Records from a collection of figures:
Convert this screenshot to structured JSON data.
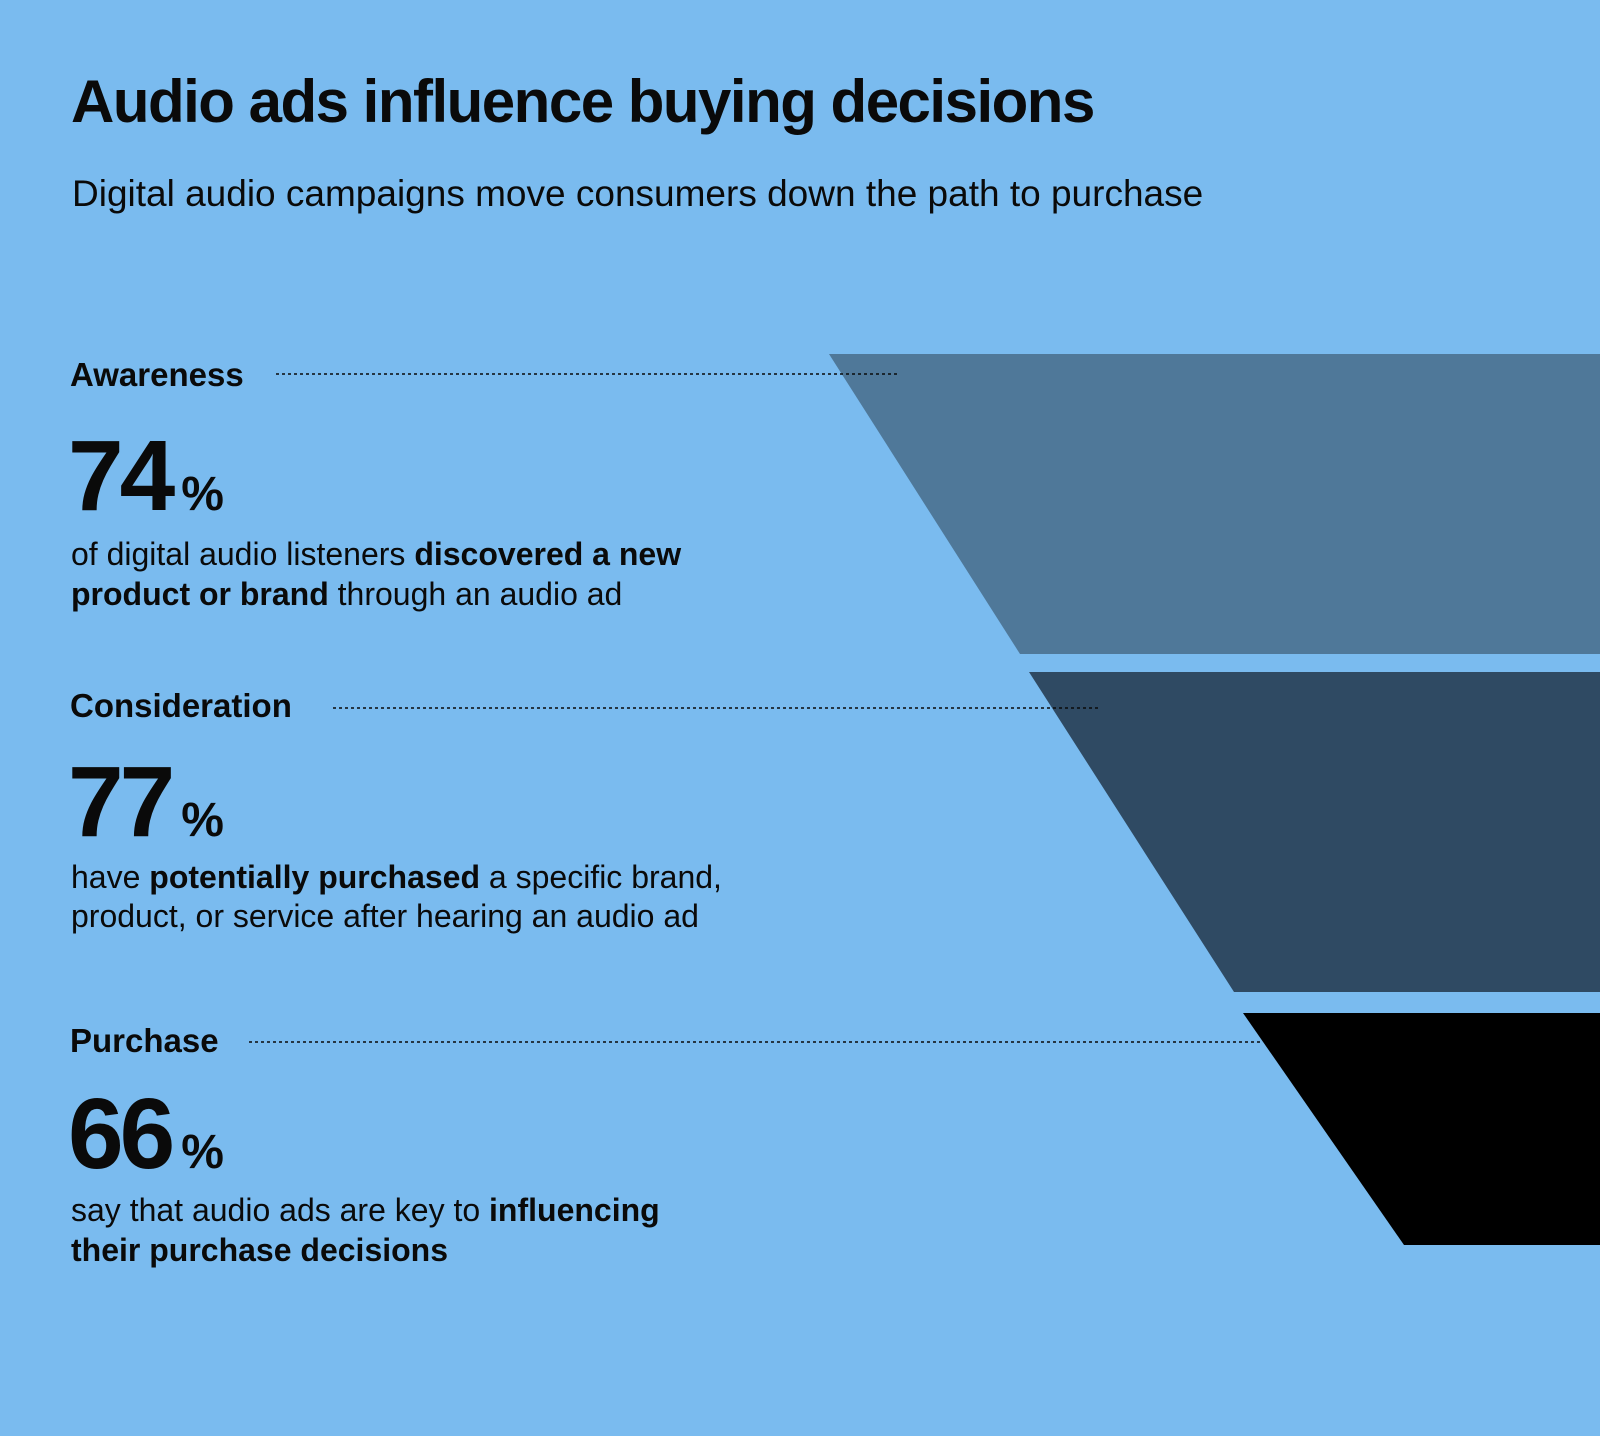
{
  "header": {
    "title": "Audio ads influence buying decisions",
    "subtitle": "Digital audio campaigns move consumers down the path to purchase"
  },
  "stages": [
    {
      "label": "Awareness",
      "value": 74,
      "unit": "%",
      "description": [
        [
          {
            "text": "of digital audio listeners ",
            "bold": false
          },
          {
            "text": "discovered a new",
            "bold": true
          }
        ],
        [
          {
            "text": "product or brand",
            "bold": true
          },
          {
            "text": " through an audio ad",
            "bold": false
          }
        ]
      ]
    },
    {
      "label": "Consideration",
      "value": 77,
      "unit": "%",
      "description": [
        [
          {
            "text": "have ",
            "bold": false
          },
          {
            "text": "potentially purchased",
            "bold": true
          },
          {
            "text": " a specific brand,",
            "bold": false
          }
        ],
        [
          {
            "text": "product, or service after hearing an audio ad",
            "bold": false
          }
        ]
      ]
    },
    {
      "label": "Purchase",
      "value": 66,
      "unit": "%",
      "description": [
        [
          {
            "text": "say that audio ads are key to ",
            "bold": false
          },
          {
            "text": "influencing",
            "bold": true
          }
        ],
        [
          {
            "text": "their purchase decisions",
            "bold": true
          }
        ]
      ]
    }
  ]
}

- [INSTRUCTIONS TO FOLLOW] Without the pictures, restate all the entries above exactly.

- [RESPONSE TO THE TASK]
Convert this screenshot to structured JSON data.
{
  "header": {
    "title": "Audio ads influence buying decisions",
    "subtitle": "Digital audio campaigns move consumers down the path to purchase"
  },
  "stages": [
    {
      "label": "Awareness",
      "value": 74,
      "unit": "%",
      "description": [
        [
          {
            "text": "of digital audio listeners ",
            "bold": false
          },
          {
            "text": "discovered a new",
            "bold": true
          }
        ],
        [
          {
            "text": "product or brand",
            "bold": true
          },
          {
            "text": " through an audio ad",
            "bold": false
          }
        ]
      ]
    },
    {
      "label": "Consideration",
      "value": 77,
      "unit": "%",
      "description": [
        [
          {
            "text": "have ",
            "bold": false
          },
          {
            "text": "potentially purchased",
            "bold": true
          },
          {
            "text": " a specific brand,",
            "bold": false
          }
        ],
        [
          {
            "text": "product, or service after hearing an audio ad",
            "bold": false
          }
        ]
      ]
    },
    {
      "label": "Purchase",
      "value": 66,
      "unit": "%",
      "description": [
        [
          {
            "text": "say that audio ads are key to ",
            "bold": false
          },
          {
            "text": "influencing",
            "bold": true
          }
        ],
        [
          {
            "text": "their purchase decisions",
            "bold": true
          }
        ]
      ]
    }
  ]
}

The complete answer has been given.